GIVEN REQUEST: Which lines include the word "Pembrolizumab"? Copy each of them.

Figure collection entries

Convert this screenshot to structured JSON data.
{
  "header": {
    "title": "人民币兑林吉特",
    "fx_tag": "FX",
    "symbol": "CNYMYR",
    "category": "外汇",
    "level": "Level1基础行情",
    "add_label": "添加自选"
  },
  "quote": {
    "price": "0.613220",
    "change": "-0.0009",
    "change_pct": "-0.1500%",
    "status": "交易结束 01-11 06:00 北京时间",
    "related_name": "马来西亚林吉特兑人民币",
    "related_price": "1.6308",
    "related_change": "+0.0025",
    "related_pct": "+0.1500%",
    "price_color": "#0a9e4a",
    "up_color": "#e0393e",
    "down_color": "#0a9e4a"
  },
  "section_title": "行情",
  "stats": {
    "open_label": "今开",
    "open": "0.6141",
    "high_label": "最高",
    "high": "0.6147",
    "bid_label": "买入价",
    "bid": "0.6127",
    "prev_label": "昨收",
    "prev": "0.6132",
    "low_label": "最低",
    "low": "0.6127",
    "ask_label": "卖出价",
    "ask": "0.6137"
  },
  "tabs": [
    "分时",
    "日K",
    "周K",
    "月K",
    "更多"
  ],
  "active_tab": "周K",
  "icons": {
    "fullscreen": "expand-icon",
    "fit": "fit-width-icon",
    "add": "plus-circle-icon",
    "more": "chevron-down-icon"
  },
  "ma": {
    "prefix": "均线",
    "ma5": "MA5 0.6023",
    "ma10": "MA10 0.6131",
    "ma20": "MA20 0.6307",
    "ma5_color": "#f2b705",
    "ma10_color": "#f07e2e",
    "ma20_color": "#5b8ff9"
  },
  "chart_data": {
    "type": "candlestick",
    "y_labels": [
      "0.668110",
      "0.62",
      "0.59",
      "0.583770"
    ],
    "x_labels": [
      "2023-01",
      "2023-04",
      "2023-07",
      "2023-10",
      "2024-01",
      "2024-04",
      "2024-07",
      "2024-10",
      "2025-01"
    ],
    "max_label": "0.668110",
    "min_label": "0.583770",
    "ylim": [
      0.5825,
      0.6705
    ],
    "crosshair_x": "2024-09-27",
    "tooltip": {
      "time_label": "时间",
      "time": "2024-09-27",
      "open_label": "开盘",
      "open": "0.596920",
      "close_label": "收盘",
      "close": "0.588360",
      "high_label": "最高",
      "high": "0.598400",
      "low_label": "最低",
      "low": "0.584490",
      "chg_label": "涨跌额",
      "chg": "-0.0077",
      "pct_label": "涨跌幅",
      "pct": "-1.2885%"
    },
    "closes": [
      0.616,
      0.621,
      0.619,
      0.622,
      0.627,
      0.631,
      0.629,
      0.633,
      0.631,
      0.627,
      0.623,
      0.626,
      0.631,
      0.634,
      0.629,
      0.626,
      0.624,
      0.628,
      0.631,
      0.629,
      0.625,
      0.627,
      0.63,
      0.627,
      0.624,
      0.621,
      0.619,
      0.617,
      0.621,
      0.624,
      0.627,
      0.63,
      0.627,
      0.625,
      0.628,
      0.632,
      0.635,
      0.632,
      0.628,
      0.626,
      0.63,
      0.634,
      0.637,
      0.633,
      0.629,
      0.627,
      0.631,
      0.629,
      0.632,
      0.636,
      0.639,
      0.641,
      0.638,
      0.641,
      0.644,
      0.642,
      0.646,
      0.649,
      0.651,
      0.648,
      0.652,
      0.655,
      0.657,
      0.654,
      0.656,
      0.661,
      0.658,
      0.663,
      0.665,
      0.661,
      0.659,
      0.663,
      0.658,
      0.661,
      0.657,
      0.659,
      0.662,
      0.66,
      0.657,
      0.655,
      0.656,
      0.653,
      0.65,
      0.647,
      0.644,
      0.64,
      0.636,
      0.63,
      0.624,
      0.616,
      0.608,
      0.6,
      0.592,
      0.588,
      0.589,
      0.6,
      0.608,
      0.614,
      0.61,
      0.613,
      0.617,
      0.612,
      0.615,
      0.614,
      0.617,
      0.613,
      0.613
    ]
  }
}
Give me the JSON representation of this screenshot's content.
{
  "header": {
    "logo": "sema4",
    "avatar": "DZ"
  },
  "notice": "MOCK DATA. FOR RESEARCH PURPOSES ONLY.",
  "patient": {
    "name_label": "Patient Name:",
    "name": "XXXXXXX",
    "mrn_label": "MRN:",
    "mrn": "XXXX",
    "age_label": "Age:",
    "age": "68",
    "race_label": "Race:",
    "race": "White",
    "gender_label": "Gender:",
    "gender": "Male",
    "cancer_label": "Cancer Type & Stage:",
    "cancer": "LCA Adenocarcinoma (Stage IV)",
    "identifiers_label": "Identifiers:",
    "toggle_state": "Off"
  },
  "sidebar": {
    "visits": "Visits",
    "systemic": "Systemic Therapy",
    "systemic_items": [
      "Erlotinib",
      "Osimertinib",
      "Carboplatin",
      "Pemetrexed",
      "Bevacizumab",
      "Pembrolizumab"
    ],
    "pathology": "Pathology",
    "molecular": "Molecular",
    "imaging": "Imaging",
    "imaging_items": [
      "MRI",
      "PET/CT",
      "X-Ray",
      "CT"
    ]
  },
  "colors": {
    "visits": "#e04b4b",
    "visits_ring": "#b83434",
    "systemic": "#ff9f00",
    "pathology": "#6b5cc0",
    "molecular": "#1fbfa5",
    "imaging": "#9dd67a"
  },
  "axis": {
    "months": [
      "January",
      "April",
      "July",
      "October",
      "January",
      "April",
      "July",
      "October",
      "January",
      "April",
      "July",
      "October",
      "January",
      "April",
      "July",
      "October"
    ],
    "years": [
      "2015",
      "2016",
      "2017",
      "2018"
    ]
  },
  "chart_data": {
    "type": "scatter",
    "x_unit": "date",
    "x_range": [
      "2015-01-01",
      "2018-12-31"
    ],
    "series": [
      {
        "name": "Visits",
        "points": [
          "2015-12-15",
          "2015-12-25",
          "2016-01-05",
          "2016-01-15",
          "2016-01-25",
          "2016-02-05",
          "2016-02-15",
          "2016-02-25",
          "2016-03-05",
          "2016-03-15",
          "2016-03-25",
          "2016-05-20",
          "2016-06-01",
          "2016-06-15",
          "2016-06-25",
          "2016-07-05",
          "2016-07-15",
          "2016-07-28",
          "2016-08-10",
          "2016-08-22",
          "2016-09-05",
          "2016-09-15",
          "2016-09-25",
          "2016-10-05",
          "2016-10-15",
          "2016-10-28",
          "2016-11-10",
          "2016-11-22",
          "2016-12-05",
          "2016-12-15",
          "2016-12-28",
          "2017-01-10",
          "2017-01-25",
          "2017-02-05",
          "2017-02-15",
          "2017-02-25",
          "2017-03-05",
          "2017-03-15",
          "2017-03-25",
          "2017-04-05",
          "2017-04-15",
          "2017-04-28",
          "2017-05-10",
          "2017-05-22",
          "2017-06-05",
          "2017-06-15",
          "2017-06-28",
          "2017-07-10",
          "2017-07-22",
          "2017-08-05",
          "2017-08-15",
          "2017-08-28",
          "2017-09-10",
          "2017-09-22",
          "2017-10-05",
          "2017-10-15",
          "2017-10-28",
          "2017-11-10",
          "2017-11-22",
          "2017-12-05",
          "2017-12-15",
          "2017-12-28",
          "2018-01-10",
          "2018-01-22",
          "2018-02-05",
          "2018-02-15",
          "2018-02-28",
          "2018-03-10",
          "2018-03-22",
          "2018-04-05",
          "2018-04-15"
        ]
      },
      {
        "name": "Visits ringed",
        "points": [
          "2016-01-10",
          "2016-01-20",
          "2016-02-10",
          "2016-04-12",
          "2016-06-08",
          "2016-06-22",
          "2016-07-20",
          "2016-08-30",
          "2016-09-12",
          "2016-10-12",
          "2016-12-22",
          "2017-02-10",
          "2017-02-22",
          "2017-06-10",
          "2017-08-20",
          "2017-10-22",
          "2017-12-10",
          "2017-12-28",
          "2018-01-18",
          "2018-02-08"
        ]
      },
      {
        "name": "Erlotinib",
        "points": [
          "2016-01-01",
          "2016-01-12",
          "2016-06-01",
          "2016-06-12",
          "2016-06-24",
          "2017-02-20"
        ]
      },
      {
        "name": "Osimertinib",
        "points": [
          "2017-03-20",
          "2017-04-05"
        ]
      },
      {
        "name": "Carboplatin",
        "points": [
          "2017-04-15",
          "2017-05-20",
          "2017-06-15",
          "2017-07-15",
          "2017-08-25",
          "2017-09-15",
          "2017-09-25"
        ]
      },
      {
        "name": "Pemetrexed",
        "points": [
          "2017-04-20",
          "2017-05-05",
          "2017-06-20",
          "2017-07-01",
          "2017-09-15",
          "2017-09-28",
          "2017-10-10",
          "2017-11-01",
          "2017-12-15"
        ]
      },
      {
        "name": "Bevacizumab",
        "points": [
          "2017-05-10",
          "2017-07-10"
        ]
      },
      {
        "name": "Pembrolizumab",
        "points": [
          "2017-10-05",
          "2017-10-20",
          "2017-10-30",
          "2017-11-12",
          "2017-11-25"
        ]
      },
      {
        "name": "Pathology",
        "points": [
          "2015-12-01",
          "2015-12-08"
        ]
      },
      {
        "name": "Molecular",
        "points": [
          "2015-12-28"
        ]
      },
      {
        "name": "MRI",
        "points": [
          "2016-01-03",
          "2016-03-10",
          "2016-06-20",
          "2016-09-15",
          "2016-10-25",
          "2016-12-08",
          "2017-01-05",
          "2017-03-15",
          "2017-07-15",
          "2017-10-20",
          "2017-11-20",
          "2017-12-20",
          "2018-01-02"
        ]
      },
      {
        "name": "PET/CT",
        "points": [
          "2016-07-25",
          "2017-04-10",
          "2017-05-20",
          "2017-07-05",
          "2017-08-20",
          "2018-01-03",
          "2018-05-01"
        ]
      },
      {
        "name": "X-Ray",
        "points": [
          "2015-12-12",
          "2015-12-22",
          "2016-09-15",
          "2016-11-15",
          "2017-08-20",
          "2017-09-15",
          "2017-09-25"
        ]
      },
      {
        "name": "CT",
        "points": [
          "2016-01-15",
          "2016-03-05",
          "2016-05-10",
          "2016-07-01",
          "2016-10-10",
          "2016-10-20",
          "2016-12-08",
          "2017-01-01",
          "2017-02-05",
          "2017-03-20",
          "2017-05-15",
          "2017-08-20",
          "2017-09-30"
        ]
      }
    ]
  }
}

WRITTEN RESPONSE:
      "Pembrolizumab"
        "name": "Pembrolizumab",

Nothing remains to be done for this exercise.